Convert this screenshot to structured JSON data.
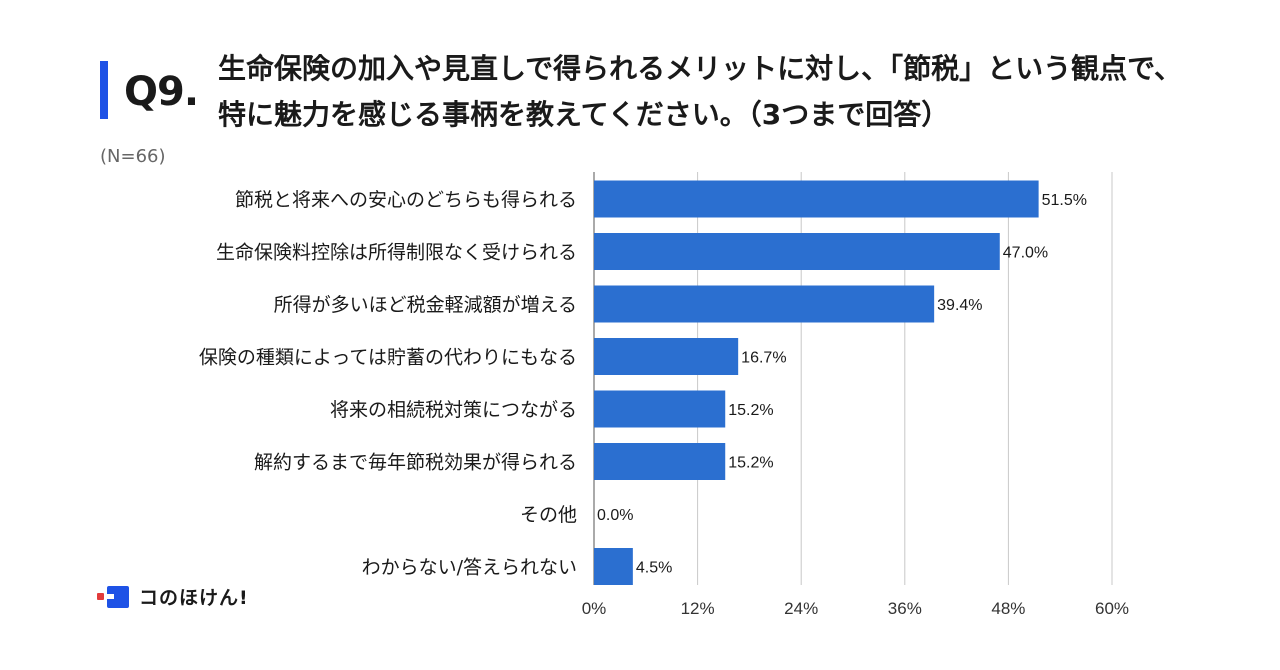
{
  "question": {
    "number": "Q9.",
    "title": "生命保険の加入や見直しで得られるメリットに対し、「節税」という観点で、\n特に魅力を感じる事柄を教えてください。（3つまで回答）",
    "sample_size": "(N=66)"
  },
  "brand": {
    "name": "コのほけん!"
  },
  "colors": {
    "accent": "#1e52e6",
    "bar": "#2b6fd0",
    "grid": "#c8c8c8",
    "brand_dot": "#e23b3b"
  },
  "chart_data": {
    "type": "bar",
    "orientation": "horizontal",
    "categories": [
      "節税と将来への安心のどちらも得られる",
      "生命保険料控除は所得制限なく受けられる",
      "所得が多いほど税金軽減額が増える",
      "保険の種類によっては貯蓄の代わりにもなる",
      "将来の相続税対策につながる",
      "解約するまで毎年節税効果が得られる",
      "その他",
      "わからない/答えられない"
    ],
    "values": [
      51.5,
      47.0,
      39.4,
      16.7,
      15.2,
      15.2,
      0.0,
      4.5
    ],
    "value_labels": [
      "51.5%",
      "47.0%",
      "39.4%",
      "16.7%",
      "15.2%",
      "15.2%",
      "0.0%",
      "4.5%"
    ],
    "xlim": [
      0,
      60
    ],
    "xticks": [
      0,
      12,
      24,
      36,
      48,
      60
    ],
    "xtick_labels": [
      "0%",
      "12%",
      "24%",
      "36%",
      "48%",
      "60%"
    ],
    "grid": true
  }
}
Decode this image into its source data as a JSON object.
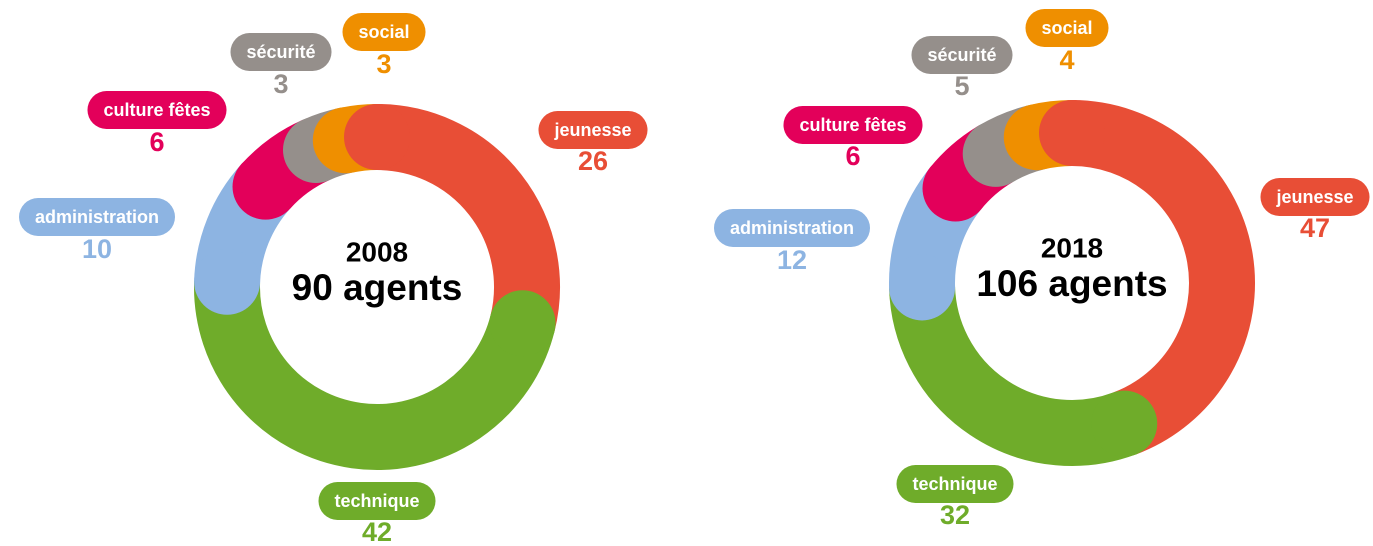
{
  "chart_data": [
    {
      "type": "donut",
      "title": "2008",
      "subtitle": "90 agents",
      "categories": [
        "jeunesse",
        "technique",
        "administration",
        "culture fêtes",
        "sécurité",
        "social"
      ],
      "values": [
        26,
        42,
        10,
        6,
        3,
        3
      ],
      "colors": [
        "#e84e36",
        "#6fac2a",
        "#8db4e2",
        "#e3005a",
        "#958f8b",
        "#ef8f00"
      ]
    },
    {
      "type": "donut",
      "title": "2018",
      "subtitle": "106 agents",
      "categories": [
        "jeunesse",
        "technique",
        "administration",
        "culture fêtes",
        "sécurité",
        "social"
      ],
      "values": [
        47,
        32,
        12,
        6,
        5,
        4
      ],
      "colors": [
        "#e84e36",
        "#6fac2a",
        "#8db4e2",
        "#e3005a",
        "#958f8b",
        "#ef8f00"
      ]
    }
  ]
}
▬▬▬▬▬▬
* **What you are asked to do**: Without the pictures, print the records in full, exactly as they appear.

* **Response**:
Convert this screenshot to structured JSON data.
{
  "question": {
    "number": "Q9.",
    "title": "生命保険の加入や見直しで得られるメリットに対し、「節税」という観点で、\n特に魅力を感じる事柄を教えてください。（3つまで回答）",
    "sample_size": "(N=66)"
  },
  "brand": {
    "name": "コのほけん!"
  },
  "colors": {
    "accent": "#1e52e6",
    "bar": "#2b6fd0",
    "grid": "#c8c8c8",
    "brand_dot": "#e23b3b"
  },
  "chart_data": {
    "type": "bar",
    "orientation": "horizontal",
    "categories": [
      "節税と将来への安心のどちらも得られる",
      "生命保険料控除は所得制限なく受けられる",
      "所得が多いほど税金軽減額が増える",
      "保険の種類によっては貯蓄の代わりにもなる",
      "将来の相続税対策につながる",
      "解約するまで毎年節税効果が得られる",
      "その他",
      "わからない/答えられない"
    ],
    "values": [
      51.5,
      47.0,
      39.4,
      16.7,
      15.2,
      15.2,
      0.0,
      4.5
    ],
    "value_labels": [
      "51.5%",
      "47.0%",
      "39.4%",
      "16.7%",
      "15.2%",
      "15.2%",
      "0.0%",
      "4.5%"
    ],
    "xlim": [
      0,
      60
    ],
    "xticks": [
      0,
      12,
      24,
      36,
      48,
      60
    ],
    "xtick_labels": [
      "0%",
      "12%",
      "24%",
      "36%",
      "48%",
      "60%"
    ],
    "grid": true
  }
}
Decode this image into its source data as a JSON object.
{
  "chart_data": [
    {
      "type": "donut",
      "title": "2008",
      "subtitle": "90 agents",
      "categories": [
        "jeunesse",
        "technique",
        "administration",
        "culture fêtes",
        "sécurité",
        "social"
      ],
      "values": [
        26,
        42,
        10,
        6,
        3,
        3
      ],
      "colors": [
        "#e84e36",
        "#6fac2a",
        "#8db4e2",
        "#e3005a",
        "#958f8b",
        "#ef8f00"
      ]
    },
    {
      "type": "donut",
      "title": "2018",
      "subtitle": "106 agents",
      "categories": [
        "jeunesse",
        "technique",
        "administration",
        "culture fêtes",
        "sécurité",
        "social"
      ],
      "values": [
        47,
        32,
        12,
        6,
        5,
        4
      ],
      "colors": [
        "#e84e36",
        "#6fac2a",
        "#8db4e2",
        "#e3005a",
        "#958f8b",
        "#ef8f00"
      ]
    }
  ]
}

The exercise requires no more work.